Each line that holds the word "text" should be returned.

--

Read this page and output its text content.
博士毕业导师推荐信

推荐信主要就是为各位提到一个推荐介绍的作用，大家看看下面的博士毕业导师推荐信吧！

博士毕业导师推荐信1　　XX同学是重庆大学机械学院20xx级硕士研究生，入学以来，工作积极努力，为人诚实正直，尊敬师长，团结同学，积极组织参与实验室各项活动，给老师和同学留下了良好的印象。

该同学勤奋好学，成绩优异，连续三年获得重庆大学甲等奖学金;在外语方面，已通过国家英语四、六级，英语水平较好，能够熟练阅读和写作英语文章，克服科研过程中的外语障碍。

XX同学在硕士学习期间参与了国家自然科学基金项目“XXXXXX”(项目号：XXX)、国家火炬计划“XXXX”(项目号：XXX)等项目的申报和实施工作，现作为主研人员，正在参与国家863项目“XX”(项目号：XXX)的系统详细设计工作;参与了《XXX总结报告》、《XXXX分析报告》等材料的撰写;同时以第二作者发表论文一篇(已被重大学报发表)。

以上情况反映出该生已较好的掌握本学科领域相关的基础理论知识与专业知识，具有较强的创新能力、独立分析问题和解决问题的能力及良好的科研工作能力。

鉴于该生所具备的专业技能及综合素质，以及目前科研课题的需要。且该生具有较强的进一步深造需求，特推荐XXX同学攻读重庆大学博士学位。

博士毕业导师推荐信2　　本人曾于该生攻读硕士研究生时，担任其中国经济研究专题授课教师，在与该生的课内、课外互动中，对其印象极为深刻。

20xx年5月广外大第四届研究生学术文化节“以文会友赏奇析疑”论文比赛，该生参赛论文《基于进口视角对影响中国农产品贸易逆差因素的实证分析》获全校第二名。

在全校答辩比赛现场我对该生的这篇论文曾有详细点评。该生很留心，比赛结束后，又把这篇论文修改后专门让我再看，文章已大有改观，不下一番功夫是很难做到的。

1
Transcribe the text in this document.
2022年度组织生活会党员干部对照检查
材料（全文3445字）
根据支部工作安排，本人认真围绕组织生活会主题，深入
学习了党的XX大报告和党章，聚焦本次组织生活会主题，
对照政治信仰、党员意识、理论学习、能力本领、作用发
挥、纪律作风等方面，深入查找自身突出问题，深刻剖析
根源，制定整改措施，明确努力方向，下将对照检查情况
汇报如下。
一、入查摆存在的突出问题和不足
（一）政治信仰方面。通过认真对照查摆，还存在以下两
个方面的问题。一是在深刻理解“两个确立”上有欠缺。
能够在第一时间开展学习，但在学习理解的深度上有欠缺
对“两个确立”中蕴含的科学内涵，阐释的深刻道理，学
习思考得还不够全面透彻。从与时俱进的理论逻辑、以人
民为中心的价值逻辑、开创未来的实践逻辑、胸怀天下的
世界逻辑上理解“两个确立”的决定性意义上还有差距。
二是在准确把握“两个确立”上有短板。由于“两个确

--

* Result of the exercise:
Read this page and output its text content.
Transcribe the text in this document.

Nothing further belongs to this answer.